### Provided records
********

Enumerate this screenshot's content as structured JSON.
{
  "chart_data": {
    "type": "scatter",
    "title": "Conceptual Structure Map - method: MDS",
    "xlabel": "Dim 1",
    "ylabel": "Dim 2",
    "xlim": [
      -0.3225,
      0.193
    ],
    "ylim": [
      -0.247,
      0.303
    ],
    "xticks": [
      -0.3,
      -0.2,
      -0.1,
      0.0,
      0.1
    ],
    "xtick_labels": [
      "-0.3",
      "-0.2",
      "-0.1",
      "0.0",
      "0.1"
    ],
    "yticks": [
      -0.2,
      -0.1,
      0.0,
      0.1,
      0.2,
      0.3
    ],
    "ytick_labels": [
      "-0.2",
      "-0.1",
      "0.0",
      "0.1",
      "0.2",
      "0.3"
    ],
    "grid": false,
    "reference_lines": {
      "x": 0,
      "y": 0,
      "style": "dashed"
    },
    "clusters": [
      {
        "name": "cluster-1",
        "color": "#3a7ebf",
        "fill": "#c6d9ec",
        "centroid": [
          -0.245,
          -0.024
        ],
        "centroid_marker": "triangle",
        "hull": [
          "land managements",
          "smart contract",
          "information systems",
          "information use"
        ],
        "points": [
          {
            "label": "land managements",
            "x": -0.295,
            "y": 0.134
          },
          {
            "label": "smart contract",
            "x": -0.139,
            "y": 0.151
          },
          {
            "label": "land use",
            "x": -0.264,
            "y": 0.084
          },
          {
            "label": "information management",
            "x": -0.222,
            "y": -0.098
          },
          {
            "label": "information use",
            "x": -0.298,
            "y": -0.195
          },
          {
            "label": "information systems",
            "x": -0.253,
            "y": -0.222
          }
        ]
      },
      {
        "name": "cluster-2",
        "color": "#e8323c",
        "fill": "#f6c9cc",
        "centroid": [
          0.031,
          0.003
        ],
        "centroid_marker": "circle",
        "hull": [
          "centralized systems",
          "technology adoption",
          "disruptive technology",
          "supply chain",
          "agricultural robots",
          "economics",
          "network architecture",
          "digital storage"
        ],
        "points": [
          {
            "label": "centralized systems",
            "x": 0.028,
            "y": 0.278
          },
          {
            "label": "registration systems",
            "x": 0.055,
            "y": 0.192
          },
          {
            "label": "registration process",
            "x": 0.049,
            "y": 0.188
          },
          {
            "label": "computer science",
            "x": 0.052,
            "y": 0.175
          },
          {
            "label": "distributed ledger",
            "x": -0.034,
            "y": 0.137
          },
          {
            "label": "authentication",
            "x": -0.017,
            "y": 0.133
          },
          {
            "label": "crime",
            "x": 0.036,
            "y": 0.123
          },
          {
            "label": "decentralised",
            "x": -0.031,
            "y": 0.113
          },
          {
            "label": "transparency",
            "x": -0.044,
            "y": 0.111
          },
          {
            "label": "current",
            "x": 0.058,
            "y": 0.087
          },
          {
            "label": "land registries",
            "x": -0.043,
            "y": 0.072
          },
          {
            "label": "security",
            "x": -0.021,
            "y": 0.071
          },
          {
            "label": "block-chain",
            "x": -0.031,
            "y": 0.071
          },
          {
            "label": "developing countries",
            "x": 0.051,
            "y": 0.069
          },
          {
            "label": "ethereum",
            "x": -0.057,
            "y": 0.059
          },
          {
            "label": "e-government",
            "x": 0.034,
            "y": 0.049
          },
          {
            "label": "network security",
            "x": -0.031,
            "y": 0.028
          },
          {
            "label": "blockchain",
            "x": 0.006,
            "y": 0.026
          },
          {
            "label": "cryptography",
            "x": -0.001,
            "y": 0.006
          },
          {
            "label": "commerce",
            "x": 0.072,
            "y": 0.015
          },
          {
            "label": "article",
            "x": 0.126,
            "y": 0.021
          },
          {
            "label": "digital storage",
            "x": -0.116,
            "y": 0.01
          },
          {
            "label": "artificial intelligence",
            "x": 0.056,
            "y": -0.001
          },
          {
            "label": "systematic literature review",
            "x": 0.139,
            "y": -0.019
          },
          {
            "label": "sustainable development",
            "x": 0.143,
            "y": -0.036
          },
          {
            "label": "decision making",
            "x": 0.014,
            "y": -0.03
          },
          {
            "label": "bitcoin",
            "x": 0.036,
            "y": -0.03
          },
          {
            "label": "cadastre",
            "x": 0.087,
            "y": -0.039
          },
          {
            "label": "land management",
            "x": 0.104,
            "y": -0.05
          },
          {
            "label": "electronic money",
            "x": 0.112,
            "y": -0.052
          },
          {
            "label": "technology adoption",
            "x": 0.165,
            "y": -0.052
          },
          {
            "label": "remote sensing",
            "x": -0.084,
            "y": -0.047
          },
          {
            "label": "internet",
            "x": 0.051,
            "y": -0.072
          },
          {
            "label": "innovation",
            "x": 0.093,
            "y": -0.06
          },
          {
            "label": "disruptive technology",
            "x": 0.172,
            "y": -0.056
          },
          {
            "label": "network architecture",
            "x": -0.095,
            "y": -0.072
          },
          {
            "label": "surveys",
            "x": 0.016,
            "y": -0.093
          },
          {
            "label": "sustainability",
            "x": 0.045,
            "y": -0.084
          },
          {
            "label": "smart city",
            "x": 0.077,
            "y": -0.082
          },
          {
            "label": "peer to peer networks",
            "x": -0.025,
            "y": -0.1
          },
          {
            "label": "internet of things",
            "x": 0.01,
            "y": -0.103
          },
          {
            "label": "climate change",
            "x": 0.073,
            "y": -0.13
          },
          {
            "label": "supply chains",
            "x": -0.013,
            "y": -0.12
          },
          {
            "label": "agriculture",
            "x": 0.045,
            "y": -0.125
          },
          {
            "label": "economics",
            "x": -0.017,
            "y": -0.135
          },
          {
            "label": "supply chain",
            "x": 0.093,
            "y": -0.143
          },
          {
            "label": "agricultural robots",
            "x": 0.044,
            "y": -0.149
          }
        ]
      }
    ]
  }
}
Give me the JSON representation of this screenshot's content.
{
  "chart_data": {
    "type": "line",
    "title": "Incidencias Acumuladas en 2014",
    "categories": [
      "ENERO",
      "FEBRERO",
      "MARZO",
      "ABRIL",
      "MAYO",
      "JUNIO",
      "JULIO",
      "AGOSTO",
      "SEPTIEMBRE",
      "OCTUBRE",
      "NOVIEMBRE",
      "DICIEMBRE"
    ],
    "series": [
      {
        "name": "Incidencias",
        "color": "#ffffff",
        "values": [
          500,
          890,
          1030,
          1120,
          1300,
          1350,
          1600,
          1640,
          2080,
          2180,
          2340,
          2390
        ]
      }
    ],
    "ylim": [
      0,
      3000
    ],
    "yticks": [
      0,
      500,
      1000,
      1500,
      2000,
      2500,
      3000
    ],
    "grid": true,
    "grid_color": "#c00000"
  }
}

********

### The problem
From the line containing "Give me the" to the last line of the material, please quote every line exactly and only those.

### Output of the task
Give me the JSON representation of this screenshot's content.
{
  "chart_data": {
    "type": "line",
    "title": "Incidencias Acumuladas en 2014",
    "categories": [
      "ENERO",
      "FEBRERO",
      "MARZO",
      "ABRIL",
      "MAYO",
      "JUNIO",
      "JULIO",
      "AGOSTO",
      "SEPTIEMBRE",
      "OCTUBRE",
      "NOVIEMBRE",
      "DICIEMBRE"
    ],
    "series": [
      {
        "name": "Incidencias",
        "color": "#ffffff",
        "values": [
          500,
          890,
          1030,
          1120,
          1300,
          1350,
          1600,
          1640,
          2080,
          2180,
          2340,
          2390
        ]
      }
    ],
    "ylim": [
      0,
      3000
    ],
    "yticks": [
      0,
      500,
      1000,
      1500,
      2000,
      2500,
      3000
    ],
    "grid": true,
    "grid_color": "#c00000"
  }
}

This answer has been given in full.